Find every line containing the word "color" and report the count, nothing more.

[start of Data records]

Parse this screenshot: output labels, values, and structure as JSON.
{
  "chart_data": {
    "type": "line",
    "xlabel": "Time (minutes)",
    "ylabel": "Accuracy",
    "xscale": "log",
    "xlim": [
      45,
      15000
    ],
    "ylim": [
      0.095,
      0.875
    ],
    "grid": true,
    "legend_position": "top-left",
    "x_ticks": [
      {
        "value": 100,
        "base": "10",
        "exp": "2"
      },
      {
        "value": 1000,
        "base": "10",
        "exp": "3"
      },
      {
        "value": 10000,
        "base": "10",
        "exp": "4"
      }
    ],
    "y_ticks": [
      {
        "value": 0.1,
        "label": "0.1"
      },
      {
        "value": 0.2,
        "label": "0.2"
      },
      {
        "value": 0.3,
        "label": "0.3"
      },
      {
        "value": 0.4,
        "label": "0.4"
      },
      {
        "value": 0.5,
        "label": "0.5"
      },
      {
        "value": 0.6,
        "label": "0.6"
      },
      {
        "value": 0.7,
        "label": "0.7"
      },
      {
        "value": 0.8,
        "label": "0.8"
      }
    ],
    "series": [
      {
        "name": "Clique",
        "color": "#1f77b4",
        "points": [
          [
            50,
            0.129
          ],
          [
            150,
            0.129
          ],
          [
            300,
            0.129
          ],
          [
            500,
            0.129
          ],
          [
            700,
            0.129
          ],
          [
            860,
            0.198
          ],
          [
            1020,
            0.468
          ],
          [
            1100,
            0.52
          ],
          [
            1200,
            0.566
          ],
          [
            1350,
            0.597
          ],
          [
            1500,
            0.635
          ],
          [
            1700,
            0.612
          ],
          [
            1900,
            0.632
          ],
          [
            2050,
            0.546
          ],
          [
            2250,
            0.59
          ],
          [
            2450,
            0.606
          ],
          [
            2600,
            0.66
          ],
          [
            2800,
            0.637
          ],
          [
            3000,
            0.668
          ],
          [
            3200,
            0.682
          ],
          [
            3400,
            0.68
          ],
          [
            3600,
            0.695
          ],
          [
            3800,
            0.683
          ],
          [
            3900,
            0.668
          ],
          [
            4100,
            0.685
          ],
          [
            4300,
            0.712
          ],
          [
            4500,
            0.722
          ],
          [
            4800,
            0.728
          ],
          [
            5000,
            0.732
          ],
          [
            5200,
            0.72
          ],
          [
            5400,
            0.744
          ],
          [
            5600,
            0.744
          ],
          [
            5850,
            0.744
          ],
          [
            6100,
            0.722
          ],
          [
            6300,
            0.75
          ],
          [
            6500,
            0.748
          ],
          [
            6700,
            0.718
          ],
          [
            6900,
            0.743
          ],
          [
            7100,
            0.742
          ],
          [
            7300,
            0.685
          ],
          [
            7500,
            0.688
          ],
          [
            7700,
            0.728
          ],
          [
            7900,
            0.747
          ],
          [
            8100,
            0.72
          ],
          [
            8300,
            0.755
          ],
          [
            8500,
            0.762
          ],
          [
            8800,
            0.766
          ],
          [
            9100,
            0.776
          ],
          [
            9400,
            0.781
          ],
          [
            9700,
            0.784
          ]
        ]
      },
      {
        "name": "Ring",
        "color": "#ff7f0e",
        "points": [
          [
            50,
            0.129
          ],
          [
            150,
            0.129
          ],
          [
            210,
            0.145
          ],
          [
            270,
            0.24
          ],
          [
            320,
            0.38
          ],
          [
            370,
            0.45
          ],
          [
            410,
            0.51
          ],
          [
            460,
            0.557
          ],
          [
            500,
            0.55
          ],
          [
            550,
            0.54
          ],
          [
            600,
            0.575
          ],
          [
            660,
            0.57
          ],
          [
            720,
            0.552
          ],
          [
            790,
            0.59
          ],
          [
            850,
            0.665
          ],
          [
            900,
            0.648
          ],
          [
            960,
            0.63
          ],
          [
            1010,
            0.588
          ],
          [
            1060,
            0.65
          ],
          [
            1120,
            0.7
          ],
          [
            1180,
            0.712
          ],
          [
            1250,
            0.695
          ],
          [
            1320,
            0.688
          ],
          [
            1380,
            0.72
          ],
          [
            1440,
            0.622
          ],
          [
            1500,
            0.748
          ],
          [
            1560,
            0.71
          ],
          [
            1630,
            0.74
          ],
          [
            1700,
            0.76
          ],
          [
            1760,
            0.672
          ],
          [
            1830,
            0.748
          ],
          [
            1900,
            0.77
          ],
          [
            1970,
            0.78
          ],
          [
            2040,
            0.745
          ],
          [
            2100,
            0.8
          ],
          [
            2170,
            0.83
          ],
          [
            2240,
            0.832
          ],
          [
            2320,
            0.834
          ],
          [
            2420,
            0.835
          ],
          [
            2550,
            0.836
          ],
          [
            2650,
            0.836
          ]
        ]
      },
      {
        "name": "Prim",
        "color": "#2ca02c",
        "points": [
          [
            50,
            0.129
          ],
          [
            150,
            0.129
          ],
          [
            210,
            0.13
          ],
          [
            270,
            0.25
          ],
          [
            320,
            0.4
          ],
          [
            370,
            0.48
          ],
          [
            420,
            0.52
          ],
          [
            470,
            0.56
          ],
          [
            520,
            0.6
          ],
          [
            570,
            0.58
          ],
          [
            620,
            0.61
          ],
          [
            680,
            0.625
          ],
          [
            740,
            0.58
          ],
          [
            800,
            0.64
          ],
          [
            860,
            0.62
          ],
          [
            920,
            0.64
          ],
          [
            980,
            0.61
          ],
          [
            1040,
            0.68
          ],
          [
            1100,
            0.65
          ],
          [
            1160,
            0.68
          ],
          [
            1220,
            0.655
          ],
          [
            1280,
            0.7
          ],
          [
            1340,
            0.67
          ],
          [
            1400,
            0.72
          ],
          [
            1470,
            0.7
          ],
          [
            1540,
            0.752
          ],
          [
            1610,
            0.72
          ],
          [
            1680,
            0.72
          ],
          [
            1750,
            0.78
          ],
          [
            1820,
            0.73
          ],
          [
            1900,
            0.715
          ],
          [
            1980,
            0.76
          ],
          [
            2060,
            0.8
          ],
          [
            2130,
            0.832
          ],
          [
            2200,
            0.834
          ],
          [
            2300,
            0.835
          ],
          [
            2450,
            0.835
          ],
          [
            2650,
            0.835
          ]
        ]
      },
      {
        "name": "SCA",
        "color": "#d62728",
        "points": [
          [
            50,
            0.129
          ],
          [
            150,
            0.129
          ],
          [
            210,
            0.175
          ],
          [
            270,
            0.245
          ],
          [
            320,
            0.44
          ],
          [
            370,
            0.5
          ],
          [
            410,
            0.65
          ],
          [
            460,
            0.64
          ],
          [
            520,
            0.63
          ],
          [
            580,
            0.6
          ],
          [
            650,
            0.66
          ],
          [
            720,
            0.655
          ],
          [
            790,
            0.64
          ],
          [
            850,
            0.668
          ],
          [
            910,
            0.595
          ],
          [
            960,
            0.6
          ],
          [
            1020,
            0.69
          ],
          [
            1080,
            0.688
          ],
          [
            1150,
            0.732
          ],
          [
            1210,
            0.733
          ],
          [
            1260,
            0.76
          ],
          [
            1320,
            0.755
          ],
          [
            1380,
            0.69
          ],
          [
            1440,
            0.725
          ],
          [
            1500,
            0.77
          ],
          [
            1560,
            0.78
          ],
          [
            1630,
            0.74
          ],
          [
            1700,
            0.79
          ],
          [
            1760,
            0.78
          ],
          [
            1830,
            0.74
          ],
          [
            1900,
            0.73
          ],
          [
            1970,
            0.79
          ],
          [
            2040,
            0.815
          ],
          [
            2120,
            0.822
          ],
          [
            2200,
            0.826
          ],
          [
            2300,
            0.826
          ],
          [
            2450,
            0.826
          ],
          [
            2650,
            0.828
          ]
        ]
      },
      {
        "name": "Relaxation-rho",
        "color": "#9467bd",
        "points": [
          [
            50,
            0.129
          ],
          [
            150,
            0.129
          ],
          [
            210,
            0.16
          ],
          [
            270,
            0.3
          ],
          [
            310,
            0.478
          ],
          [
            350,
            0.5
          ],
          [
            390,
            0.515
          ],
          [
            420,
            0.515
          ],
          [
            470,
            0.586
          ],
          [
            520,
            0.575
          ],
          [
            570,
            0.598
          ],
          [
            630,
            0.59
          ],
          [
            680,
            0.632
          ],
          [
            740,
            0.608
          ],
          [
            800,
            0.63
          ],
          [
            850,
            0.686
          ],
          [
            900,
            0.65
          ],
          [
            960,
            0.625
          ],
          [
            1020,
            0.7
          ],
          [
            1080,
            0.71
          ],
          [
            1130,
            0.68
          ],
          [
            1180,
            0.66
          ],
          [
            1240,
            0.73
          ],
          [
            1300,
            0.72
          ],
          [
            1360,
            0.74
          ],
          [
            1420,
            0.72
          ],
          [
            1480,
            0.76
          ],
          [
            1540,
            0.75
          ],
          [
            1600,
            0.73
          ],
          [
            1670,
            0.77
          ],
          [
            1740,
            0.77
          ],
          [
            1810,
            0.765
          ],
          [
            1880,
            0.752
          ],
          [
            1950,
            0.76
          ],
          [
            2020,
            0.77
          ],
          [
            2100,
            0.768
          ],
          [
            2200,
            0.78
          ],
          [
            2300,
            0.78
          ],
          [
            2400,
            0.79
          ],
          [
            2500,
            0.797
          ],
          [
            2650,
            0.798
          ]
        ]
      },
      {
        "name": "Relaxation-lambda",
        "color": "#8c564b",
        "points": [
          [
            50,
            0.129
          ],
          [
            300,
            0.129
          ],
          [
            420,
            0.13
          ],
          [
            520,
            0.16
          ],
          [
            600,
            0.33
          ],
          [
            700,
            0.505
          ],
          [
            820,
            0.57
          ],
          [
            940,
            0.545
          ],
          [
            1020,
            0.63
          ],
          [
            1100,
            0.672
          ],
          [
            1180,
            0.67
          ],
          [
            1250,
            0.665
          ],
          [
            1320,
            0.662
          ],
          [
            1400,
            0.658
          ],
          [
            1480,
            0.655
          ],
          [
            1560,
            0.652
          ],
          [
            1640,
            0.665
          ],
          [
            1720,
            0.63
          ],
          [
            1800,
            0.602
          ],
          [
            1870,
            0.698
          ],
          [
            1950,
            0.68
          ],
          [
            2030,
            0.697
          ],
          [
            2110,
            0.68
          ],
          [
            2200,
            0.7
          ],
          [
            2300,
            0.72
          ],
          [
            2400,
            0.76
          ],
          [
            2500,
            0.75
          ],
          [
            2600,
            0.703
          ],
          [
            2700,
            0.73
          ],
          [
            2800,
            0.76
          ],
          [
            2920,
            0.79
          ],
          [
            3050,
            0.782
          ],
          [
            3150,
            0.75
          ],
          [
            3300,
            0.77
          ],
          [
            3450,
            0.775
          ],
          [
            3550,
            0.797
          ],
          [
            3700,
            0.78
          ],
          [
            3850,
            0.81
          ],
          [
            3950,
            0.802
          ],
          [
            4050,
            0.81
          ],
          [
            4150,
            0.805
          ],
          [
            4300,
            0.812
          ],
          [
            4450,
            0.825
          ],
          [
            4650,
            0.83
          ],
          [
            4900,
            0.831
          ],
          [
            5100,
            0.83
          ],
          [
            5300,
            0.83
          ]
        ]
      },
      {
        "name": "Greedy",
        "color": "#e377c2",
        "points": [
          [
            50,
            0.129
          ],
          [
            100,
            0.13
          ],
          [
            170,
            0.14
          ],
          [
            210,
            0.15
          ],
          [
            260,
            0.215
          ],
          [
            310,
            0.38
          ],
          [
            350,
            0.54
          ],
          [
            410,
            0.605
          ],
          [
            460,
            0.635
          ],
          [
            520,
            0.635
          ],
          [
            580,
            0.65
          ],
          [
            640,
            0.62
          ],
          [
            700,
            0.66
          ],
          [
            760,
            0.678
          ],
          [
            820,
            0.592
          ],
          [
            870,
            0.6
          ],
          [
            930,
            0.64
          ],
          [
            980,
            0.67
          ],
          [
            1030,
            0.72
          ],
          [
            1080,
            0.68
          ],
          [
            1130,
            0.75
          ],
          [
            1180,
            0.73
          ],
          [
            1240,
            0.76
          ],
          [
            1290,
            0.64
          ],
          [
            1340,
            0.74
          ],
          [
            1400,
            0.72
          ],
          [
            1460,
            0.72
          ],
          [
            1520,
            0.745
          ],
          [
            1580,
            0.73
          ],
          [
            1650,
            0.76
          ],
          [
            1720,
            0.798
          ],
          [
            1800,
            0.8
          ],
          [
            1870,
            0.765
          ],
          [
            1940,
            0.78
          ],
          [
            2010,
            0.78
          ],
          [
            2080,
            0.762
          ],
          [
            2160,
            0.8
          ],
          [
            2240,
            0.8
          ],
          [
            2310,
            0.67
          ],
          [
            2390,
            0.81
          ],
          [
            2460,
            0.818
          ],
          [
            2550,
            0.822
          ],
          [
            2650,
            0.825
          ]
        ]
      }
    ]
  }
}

[end of Data records]

*Solution to this task*.
7